» **OBJECTIVE**
Some lines in the listing below may include the string "semi". How many are there? Give only the number.

Excerpts from a figure dataset
+--

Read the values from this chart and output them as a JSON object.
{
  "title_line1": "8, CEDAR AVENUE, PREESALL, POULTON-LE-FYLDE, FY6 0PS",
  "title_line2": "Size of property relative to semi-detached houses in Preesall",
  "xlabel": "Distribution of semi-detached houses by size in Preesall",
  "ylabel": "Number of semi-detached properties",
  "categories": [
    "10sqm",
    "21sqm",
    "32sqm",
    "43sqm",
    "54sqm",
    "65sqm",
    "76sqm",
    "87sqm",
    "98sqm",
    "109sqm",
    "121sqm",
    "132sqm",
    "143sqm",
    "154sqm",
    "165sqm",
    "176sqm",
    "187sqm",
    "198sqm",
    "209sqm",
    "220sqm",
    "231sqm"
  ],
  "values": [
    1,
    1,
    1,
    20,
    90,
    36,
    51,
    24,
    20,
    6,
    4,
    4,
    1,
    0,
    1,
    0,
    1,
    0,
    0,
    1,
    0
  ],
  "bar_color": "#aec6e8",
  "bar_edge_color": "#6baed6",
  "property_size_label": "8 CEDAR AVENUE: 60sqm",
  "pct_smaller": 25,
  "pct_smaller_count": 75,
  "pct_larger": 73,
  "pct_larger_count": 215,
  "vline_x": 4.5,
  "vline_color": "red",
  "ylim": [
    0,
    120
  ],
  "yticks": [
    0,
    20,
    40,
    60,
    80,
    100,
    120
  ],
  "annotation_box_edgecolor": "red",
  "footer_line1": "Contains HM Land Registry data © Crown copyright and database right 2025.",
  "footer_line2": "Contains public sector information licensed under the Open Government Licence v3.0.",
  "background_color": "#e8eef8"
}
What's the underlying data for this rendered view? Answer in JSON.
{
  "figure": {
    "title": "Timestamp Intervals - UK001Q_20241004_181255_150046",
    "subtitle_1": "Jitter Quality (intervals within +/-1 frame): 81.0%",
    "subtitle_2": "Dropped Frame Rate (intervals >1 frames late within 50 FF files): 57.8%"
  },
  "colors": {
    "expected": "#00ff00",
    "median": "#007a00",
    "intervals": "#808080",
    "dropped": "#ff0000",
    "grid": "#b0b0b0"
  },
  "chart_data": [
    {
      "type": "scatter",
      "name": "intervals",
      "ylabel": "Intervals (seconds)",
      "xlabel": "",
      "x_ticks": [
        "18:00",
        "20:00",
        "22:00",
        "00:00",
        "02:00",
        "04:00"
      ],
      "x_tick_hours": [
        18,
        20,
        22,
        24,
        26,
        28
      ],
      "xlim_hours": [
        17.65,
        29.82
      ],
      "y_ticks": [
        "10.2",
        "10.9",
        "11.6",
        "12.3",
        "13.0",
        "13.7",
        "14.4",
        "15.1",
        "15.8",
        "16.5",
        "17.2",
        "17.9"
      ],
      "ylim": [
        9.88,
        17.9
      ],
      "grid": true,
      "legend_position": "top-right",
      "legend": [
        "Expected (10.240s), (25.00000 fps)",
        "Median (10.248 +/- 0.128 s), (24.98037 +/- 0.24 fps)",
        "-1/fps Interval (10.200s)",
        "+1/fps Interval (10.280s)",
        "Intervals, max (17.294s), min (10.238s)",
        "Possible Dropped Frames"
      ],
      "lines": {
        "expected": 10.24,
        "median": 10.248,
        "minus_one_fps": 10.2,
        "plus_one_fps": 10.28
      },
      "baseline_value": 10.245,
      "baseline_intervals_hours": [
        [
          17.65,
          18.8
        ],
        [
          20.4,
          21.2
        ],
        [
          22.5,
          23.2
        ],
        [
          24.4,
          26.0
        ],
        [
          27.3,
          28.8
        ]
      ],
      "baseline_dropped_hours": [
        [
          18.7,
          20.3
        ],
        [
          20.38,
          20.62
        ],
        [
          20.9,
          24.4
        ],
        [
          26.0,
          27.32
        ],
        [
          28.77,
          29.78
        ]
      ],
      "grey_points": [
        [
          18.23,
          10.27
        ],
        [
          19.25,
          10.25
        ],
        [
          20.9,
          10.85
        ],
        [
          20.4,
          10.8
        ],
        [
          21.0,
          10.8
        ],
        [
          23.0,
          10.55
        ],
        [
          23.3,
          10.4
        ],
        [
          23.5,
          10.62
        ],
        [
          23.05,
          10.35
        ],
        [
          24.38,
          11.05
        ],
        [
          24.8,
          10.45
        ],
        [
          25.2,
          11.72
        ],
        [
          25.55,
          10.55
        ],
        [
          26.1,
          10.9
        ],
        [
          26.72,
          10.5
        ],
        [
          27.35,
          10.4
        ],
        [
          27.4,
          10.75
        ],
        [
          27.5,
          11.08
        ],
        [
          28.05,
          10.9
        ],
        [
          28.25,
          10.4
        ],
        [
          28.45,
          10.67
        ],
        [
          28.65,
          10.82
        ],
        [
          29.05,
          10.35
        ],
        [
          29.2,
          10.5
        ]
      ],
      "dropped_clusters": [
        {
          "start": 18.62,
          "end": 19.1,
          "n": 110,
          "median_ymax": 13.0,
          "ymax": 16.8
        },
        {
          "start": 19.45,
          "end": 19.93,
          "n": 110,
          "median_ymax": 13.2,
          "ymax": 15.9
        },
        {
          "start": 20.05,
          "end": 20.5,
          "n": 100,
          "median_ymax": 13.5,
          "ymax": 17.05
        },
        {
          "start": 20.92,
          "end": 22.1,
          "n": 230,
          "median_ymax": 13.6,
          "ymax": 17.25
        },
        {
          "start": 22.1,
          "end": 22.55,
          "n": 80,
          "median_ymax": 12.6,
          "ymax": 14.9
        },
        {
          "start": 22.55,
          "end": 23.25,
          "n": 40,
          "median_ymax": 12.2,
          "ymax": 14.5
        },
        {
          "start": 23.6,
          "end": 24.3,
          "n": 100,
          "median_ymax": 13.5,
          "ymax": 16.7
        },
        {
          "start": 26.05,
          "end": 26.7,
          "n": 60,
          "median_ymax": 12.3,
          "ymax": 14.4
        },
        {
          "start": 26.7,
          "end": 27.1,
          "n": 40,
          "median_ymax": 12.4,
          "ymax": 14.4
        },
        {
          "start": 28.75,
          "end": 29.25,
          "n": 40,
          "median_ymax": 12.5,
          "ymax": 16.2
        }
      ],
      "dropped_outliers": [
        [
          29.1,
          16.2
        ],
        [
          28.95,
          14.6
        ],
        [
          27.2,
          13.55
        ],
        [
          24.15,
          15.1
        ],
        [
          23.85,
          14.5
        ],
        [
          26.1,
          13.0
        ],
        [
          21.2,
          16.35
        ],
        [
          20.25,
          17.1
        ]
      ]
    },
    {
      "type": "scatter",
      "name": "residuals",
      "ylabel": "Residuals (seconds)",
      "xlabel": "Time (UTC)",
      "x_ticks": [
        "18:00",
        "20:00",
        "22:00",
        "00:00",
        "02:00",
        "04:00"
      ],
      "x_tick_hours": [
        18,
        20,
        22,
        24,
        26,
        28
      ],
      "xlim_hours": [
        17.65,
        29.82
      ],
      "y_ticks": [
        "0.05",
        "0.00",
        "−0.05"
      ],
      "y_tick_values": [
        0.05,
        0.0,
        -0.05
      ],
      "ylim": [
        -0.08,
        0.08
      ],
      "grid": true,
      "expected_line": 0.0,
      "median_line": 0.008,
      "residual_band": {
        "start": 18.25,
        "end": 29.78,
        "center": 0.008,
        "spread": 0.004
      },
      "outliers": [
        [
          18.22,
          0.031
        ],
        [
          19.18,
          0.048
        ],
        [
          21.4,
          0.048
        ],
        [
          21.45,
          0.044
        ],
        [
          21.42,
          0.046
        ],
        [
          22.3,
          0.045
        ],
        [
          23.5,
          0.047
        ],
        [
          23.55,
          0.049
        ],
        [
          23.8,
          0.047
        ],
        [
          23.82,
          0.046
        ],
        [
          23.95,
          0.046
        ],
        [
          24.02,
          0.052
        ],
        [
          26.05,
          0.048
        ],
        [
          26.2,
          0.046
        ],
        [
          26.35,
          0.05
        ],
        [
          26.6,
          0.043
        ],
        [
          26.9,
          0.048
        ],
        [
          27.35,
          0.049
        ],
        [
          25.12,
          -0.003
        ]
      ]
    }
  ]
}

+--

» **EXPECTED OUTPUT**
3